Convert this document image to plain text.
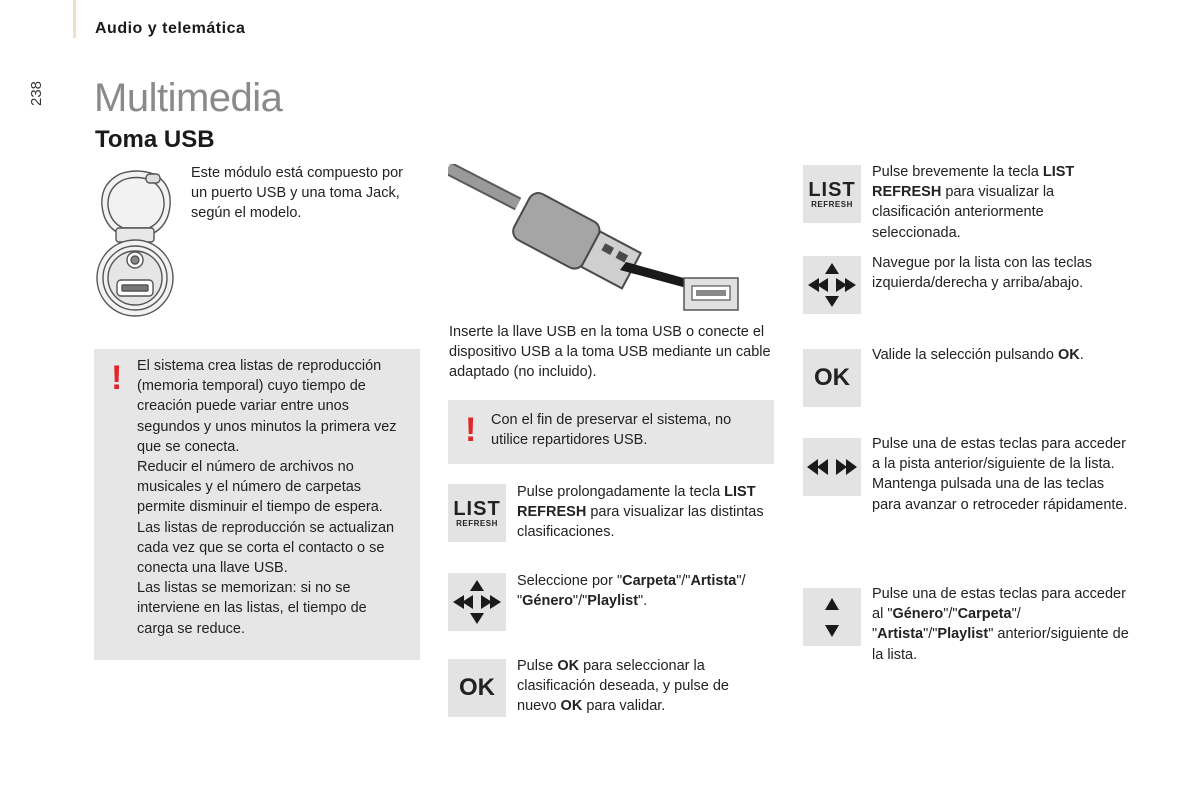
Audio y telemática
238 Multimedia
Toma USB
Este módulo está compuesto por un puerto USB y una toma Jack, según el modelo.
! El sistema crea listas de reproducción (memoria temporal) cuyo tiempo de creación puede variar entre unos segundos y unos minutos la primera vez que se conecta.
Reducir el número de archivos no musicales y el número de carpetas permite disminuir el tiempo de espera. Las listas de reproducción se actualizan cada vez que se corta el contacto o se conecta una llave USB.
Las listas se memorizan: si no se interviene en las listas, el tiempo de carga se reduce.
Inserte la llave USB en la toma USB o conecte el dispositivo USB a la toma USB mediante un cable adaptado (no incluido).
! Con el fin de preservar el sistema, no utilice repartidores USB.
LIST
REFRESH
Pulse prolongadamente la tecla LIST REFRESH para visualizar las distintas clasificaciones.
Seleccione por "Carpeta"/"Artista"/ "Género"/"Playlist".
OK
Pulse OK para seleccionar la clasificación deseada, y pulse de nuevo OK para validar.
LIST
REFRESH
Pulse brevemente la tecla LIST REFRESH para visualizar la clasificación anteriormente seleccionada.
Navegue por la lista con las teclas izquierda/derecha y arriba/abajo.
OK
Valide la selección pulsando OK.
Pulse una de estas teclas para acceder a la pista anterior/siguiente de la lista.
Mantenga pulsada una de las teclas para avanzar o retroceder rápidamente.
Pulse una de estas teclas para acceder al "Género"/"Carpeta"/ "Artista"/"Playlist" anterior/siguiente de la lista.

• WHAT TO WORK ON: Write out again every line above exactly as given; the pictures do not belong in the copy.

• RESPONSE TO THIS TASK:
Convert this document image to plain text.
Audio y telemática
238 Multimedia
Toma USB
Este módulo está compuesto por un puerto USB y una toma Jack, según el modelo.
! El sistema crea listas de reproducción (memoria temporal) cuyo tiempo de creación puede variar entre unos segundos y unos minutos la primera vez que se conecta.
Reducir el número de archivos no musicales y el número de carpetas permite disminuir el tiempo de espera. Las listas de reproducción se actualizan cada vez que se corta el contacto o se conecta una llave USB.
Las listas se memorizan: si no se interviene en las listas, el tiempo de carga se reduce.
Inserte la llave USB en la toma USB o conecte el dispositivo USB a la toma USB mediante un cable adaptado (no incluido).
! Con el fin de preservar el sistema, no utilice repartidores USB.
LIST
REFRESH
Pulse prolongadamente la tecla LIST REFRESH para visualizar las distintas clasificaciones.
Seleccione por "Carpeta"/"Artista"/ "Género"/"Playlist".
OK
Pulse OK para seleccionar la clasificación deseada, y pulse de nuevo OK para validar.
LIST
REFRESH
Pulse brevemente la tecla LIST REFRESH para visualizar la clasificación anteriormente seleccionada.
Navegue por la lista con las teclas izquierda/derecha y arriba/abajo.
OK
Valide la selección pulsando OK.
Pulse una de estas teclas para acceder a la pista anterior/siguiente de la lista.
Mantenga pulsada una de las teclas para avanzar o retroceder rápidamente.
Pulse una de estas teclas para acceder al "Género"/"Carpeta"/ "Artista"/"Playlist" anterior/siguiente de la lista.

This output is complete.